Written problem:
Show each line of the data below that has the string "Üzeri" in it.

§ §

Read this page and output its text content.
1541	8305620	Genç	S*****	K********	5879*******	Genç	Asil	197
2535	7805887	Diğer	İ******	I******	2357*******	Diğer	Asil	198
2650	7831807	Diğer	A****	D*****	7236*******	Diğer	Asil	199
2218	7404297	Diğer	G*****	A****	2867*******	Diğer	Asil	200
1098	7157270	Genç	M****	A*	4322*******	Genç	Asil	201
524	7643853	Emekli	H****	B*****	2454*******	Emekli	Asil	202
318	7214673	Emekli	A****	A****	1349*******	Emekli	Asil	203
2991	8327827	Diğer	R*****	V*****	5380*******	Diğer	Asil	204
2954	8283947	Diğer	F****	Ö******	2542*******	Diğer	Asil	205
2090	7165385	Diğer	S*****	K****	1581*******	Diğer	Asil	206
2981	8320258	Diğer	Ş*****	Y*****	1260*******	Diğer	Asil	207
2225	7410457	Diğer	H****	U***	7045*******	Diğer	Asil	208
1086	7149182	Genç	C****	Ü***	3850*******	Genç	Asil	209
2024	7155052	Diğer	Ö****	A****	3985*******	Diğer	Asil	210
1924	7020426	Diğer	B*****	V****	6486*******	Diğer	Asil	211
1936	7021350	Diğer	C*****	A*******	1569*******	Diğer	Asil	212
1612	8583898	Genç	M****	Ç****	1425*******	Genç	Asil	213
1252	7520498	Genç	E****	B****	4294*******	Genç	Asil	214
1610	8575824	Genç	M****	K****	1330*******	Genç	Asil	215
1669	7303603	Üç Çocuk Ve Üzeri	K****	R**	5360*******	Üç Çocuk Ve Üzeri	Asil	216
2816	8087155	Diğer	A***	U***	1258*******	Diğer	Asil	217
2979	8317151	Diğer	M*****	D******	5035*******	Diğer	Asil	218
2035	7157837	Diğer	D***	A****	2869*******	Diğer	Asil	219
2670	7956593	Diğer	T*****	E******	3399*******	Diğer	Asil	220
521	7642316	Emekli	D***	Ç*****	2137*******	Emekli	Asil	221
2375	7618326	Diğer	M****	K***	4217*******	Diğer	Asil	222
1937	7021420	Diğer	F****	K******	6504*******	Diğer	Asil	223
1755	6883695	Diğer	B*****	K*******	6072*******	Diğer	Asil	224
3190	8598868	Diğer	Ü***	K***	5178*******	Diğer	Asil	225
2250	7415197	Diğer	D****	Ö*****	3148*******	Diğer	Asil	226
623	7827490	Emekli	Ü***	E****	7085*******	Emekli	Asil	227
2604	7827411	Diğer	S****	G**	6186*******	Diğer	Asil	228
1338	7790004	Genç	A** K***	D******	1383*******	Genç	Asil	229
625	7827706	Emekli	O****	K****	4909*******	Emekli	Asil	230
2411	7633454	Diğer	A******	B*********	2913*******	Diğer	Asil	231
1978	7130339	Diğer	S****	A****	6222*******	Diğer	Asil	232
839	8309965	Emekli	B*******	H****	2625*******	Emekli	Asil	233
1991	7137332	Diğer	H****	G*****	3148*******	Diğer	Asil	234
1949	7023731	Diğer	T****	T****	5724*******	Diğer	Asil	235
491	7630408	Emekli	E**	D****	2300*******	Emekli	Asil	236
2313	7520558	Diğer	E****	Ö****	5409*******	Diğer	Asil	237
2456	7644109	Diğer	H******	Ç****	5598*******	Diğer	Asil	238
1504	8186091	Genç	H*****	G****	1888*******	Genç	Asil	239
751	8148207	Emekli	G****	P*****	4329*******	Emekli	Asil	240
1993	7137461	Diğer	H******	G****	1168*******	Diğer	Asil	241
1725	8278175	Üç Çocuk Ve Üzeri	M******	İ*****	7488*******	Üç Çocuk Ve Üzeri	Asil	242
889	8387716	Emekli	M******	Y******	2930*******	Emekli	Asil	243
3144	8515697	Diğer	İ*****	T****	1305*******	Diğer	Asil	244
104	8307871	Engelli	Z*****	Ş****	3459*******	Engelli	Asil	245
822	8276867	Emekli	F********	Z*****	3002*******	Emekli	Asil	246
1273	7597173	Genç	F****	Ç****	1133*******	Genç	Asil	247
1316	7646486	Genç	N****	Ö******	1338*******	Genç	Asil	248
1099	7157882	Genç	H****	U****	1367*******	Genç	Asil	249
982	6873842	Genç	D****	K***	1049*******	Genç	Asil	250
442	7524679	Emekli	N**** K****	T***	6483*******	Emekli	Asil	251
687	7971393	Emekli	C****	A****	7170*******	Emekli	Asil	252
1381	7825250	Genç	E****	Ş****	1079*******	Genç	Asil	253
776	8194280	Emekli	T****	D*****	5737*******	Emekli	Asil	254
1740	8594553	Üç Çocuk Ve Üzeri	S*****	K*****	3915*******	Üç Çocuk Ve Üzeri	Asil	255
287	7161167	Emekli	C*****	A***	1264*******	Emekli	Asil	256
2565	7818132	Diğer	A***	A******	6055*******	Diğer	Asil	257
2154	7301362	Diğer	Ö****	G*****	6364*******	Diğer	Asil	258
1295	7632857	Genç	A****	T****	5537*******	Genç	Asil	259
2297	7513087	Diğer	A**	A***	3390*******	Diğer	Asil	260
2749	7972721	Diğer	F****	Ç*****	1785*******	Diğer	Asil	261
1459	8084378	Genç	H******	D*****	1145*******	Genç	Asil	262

§ §

Answer to the problem:
1669	7303603	Üç Çocuk Ve Üzeri	K****	R**	5360*******	Üç Çocuk Ve Üzeri	Asil	216
1725	8278175	Üç Çocuk Ve Üzeri	M******	İ*****	7488*******	Üç Çocuk Ve Üzeri	Asil	242
1740	8594553	Üç Çocuk Ve Üzeri	S*****	K*****	3915*******	Üç Çocuk Ve Üzeri	Asil	255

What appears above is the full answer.